- [Problem details] Report the number of lines containing "http", with no other words.

- [Given data]
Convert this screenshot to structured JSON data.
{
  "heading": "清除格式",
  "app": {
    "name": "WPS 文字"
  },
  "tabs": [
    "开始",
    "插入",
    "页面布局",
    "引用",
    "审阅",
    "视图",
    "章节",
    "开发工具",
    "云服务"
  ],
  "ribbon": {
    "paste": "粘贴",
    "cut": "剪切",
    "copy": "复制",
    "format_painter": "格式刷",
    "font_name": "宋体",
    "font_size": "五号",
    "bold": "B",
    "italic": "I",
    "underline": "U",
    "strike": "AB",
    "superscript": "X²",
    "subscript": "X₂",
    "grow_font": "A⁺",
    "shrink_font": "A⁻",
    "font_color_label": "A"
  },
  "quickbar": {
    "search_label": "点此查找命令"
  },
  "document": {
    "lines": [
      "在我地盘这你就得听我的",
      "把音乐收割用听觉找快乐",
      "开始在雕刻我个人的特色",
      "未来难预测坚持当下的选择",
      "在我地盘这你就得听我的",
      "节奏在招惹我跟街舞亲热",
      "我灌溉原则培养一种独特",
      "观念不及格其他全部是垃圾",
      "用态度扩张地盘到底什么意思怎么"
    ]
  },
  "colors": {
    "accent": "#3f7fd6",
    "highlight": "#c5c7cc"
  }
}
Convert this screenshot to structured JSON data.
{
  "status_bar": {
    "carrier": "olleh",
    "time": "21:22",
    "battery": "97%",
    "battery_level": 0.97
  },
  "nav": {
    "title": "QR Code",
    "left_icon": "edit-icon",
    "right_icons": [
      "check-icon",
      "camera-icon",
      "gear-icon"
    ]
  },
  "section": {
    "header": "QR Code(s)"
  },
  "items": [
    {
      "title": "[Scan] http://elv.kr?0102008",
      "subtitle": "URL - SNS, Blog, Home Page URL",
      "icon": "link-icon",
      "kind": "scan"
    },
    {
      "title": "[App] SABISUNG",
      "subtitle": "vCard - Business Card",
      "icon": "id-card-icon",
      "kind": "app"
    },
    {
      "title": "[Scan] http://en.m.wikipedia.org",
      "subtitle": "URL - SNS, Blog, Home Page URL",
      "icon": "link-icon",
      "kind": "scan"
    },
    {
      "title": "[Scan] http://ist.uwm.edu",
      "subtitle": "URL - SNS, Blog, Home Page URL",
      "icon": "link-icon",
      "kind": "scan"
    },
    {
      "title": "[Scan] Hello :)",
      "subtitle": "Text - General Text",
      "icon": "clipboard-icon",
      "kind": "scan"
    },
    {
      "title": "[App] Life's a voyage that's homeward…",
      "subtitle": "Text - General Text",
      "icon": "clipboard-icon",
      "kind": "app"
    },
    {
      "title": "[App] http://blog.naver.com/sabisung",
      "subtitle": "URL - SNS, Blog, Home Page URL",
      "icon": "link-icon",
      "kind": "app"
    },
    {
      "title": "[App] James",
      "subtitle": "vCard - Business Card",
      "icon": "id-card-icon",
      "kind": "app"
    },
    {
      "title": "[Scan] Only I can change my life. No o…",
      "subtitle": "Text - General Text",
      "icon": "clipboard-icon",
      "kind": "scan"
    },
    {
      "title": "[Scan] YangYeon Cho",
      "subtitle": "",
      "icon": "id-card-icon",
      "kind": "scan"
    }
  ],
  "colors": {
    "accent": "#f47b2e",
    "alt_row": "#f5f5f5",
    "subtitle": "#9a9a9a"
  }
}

- [Full output] 4